| Exercise brief |
Print all the records exactly, please.

| Source records |
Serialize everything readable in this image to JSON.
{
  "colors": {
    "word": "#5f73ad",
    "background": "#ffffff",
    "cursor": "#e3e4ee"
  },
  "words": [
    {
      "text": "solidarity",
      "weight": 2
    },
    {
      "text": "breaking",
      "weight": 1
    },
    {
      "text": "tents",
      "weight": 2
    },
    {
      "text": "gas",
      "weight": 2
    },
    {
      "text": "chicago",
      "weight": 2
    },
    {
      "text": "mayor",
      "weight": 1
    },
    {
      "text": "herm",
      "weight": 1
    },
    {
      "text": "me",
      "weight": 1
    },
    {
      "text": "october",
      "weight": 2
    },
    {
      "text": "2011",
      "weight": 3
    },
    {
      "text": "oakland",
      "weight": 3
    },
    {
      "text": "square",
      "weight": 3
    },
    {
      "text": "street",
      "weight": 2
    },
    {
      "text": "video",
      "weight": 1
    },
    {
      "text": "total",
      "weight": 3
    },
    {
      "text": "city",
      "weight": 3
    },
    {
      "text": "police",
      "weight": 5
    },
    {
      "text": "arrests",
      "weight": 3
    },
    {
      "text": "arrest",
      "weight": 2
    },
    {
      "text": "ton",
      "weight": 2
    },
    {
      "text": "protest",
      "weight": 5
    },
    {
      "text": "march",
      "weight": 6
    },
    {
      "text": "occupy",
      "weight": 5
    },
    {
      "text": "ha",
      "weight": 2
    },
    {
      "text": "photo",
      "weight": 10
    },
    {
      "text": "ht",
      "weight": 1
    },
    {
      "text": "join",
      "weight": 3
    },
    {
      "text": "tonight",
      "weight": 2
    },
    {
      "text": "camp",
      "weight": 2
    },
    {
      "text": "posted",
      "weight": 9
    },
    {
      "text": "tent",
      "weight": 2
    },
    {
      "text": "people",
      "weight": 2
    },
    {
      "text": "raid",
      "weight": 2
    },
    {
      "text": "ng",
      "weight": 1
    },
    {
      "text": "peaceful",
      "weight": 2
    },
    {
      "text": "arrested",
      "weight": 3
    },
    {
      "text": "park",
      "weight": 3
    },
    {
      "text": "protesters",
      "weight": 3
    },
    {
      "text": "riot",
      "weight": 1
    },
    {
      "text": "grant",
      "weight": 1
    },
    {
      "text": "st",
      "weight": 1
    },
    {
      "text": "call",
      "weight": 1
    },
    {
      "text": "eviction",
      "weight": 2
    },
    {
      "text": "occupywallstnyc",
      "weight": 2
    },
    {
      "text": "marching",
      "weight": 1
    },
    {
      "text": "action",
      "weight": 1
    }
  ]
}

| Solution to this task |
Serialize everything readable in this image to JSON.
{
  "colors": {
    "word": "#5f73ad",
    "background": "#ffffff",
    "cursor": "#e3e4ee"
  },
  "words": [
    {
      "text": "solidarity",
      "weight": 2
    },
    {
      "text": "breaking",
      "weight": 1
    },
    {
      "text": "tents",
      "weight": 2
    },
    {
      "text": "gas",
      "weight": 2
    },
    {
      "text": "chicago",
      "weight": 2
    },
    {
      "text": "mayor",
      "weight": 1
    },
    {
      "text": "herm",
      "weight": 1
    },
    {
      "text": "me",
      "weight": 1
    },
    {
      "text": "october",
      "weight": 2
    },
    {
      "text": "2011",
      "weight": 3
    },
    {
      "text": "oakland",
      "weight": 3
    },
    {
      "text": "square",
      "weight": 3
    },
    {
      "text": "street",
      "weight": 2
    },
    {
      "text": "video",
      "weight": 1
    },
    {
      "text": "total",
      "weight": 3
    },
    {
      "text": "city",
      "weight": 3
    },
    {
      "text": "police",
      "weight": 5
    },
    {
      "text": "arrests",
      "weight": 3
    },
    {
      "text": "arrest",
      "weight": 2
    },
    {
      "text": "ton",
      "weight": 2
    },
    {
      "text": "protest",
      "weight": 5
    },
    {
      "text": "march",
      "weight": 6
    },
    {
      "text": "occupy",
      "weight": 5
    },
    {
      "text": "ha",
      "weight": 2
    },
    {
      "text": "photo",
      "weight": 10
    },
    {
      "text": "ht",
      "weight": 1
    },
    {
      "text": "join",
      "weight": 3
    },
    {
      "text": "tonight",
      "weight": 2
    },
    {
      "text": "camp",
      "weight": 2
    },
    {
      "text": "posted",
      "weight": 9
    },
    {
      "text": "tent",
      "weight": 2
    },
    {
      "text": "people",
      "weight": 2
    },
    {
      "text": "raid",
      "weight": 2
    },
    {
      "text": "ng",
      "weight": 1
    },
    {
      "text": "peaceful",
      "weight": 2
    },
    {
      "text": "arrested",
      "weight": 3
    },
    {
      "text": "park",
      "weight": 3
    },
    {
      "text": "protesters",
      "weight": 3
    },
    {
      "text": "riot",
      "weight": 1
    },
    {
      "text": "grant",
      "weight": 1
    },
    {
      "text": "st",
      "weight": 1
    },
    {
      "text": "call",
      "weight": 1
    },
    {
      "text": "eviction",
      "weight": 2
    },
    {
      "text": "occupywallstnyc",
      "weight": 2
    },
    {
      "text": "marching",
      "weight": 1
    },
    {
      "text": "action",
      "weight": 1
    }
  ]
}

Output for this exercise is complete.